**CHALLENGE**. The data below should be restated word for word, with every picture omitted.

**DATASET CONTENT**.
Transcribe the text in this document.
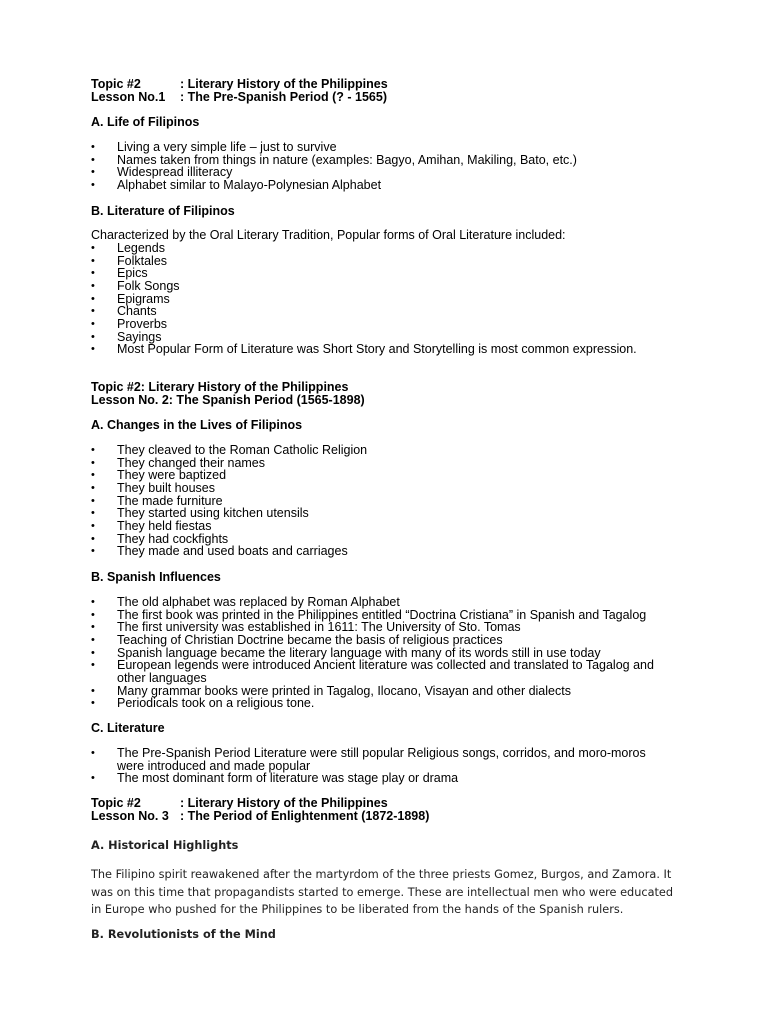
Topic #2	: Literary History of the Philippines
Lesson No.1	: The Pre-Spanish Period (? - 1565)
A. Life of Filipinos
• Living a very simple life – just to survive
• Names taken from things in nature (examples: Bagyo, Amihan, Makiling, Bato, etc.)
• Widespread illiteracy
• Alphabet similar to Malayo-Polynesian Alphabet
B. Literature of Filipinos
Characterized by the Oral Literary Tradition, Popular forms of Oral Literature included:
• Legends
• Folktales
• Epics
• Folk Songs
• Epigrams
• Chants
• Proverbs
• Sayings
• Most Popular Form of Literature was Short Story and Storytelling is most common expression.
Topic #2: Literary History of the Philippines
Lesson No. 2: The Spanish Period (1565-1898)
A. Changes in the Lives of Filipinos
• They cleaved to the Roman Catholic Religion
• They changed their names
• They were baptized
• They built houses
• The made furniture
• They started using kitchen utensils
• They held fiestas
• They had cockfights
• They made and used boats and carriages
B. Spanish Influences
• The old alphabet was replaced by Roman Alphabet
• The first book was printed in the Philippines entitled “Doctrina Cristiana” in Spanish and Tagalog
• The first university was established in 1611: The University of Sto. Tomas
• Teaching of Christian Doctrine became the basis of religious practices
• Spanish language became the literary language with many of its words still in use today
• European legends were introduced Ancient literature was collected and translated to Tagalog and other languages
• Many grammar books were printed in Tagalog, Ilocano, Visayan and other dialects
• Periodicals took on a religious tone.
C. Literature
• The Pre-Spanish Period Literature were still popular Religious songs, corridos, and moro-moros were introduced and made popular
• The most dominant form of literature was stage play or drama
Topic #2	: Literary History of the Philippines
Lesson No. 3 : The Period of Enlightenment (1872-1898)
A. Historical Highlights
The Filipino spirit reawakened after the martyrdom of the three priests Gomez, Burgos, and Zamora. It was on this time that propagandists started to emerge. These are intellectual men who were educated in Europe who pushed for the Philippines to be liberated from the hands of the Spanish rulers.
B. Revolutionists of the Mind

**RESPONSE BELOW**.
Transcribe the text in this document.
Topic #2	: Literary History of the Philippines
Lesson No.1	: The Pre-Spanish Period (? - 1565)
A. Life of Filipinos
• Living a very simple life – just to survive
• Names taken from things in nature (examples: Bagyo, Amihan, Makiling, Bato, etc.)
• Widespread illiteracy
• Alphabet similar to Malayo-Polynesian Alphabet
B. Literature of Filipinos
Characterized by the Oral Literary Tradition, Popular forms of Oral Literature included:
• Legends
• Folktales
• Epics
• Folk Songs
• Epigrams
• Chants
• Proverbs
• Sayings
• Most Popular Form of Literature was Short Story and Storytelling is most common expression.
Topic #2: Literary History of the Philippines
Lesson No. 2: The Spanish Period (1565-1898)
A. Changes in the Lives of Filipinos
• They cleaved to the Roman Catholic Religion
• They changed their names
• They were baptized
• They built houses
• The made furniture
• They started using kitchen utensils
• They held fiestas
• They had cockfights
• They made and used boats and carriages
B. Spanish Influences
• The old alphabet was replaced by Roman Alphabet
• The first book was printed in the Philippines entitled “Doctrina Cristiana” in Spanish and Tagalog
• The first university was established in 1611: The University of Sto. Tomas
• Teaching of Christian Doctrine became the basis of religious practices
• Spanish language became the literary language with many of its words still in use today
• European legends were introduced Ancient literature was collected and translated to Tagalog and other languages
• Many grammar books were printed in Tagalog, Ilocano, Visayan and other dialects
• Periodicals took on a religious tone.
C. Literature
• The Pre-Spanish Period Literature were still popular Religious songs, corridos, and moro-moros were introduced and made popular
• The most dominant form of literature was stage play or drama
Topic #2	: Literary History of the Philippines
Lesson No. 3 : The Period of Enlightenment (1872-1898)
A. Historical Highlights
The Filipino spirit reawakened after the martyrdom of the three priests Gomez, Burgos, and Zamora. It was on this time that propagandists started to emerge. These are intellectual men who were educated in Europe who pushed for the Philippines to be liberated from the hands of the Spanish rulers.
B. Revolutionists of the Mind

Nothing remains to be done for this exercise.